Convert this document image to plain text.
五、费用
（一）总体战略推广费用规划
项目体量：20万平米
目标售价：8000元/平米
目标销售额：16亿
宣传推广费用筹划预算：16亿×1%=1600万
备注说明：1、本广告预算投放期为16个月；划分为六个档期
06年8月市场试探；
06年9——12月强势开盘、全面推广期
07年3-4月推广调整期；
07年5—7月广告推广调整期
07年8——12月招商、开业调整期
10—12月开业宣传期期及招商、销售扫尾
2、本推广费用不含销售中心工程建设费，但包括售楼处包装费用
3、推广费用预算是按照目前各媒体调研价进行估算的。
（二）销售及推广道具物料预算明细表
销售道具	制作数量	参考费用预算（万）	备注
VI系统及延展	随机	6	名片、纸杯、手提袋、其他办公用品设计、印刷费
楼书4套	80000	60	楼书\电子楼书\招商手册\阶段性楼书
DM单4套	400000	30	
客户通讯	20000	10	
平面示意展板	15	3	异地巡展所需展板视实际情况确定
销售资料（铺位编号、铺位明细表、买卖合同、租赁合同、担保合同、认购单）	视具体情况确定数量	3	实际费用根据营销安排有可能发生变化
::::::
Go through the material above line by line and copy it exactly.

Convert this document image to plain text.
五、费用
（一）总体战略推广费用规划
项目体量：20万平米
目标售价：8000元/平米
目标销售额：16亿
宣传推广费用筹划预算：16亿×1%=1600万
备注说明：1、本广告预算投放期为16个月；划分为六个档期
06年8月市场试探；
06年9——12月强势开盘、全面推广期
07年3-4月推广调整期；
07年5—7月广告推广调整期
07年8——12月招商、开业调整期
10—12月开业宣传期期及招商、销售扫尾
2、本推广费用不含销售中心工程建设费，但包括售楼处包装费用
3、推广费用预算是按照目前各媒体调研价进行估算的。
（二）销售及推广道具物料预算明细表
销售道具	制作数量	参考费用预算（万）	备注
VI系统及延展	随机	6	名片、纸杯、手提袋、其他办公用品设计、印刷费
楼书4套	80000	60	楼书\电子楼书\招商手册\阶段性楼书
DM单4套	400000	30	
客户通讯	20000	10	
平面示意展板	15	3	异地巡展所需展板视实际情况确定
销售资料（铺位编号、铺位明细表、买卖合同、租赁合同、担保合同、认购单）	视具体情况确定数量	3	实际费用根据营销安排有可能发生变化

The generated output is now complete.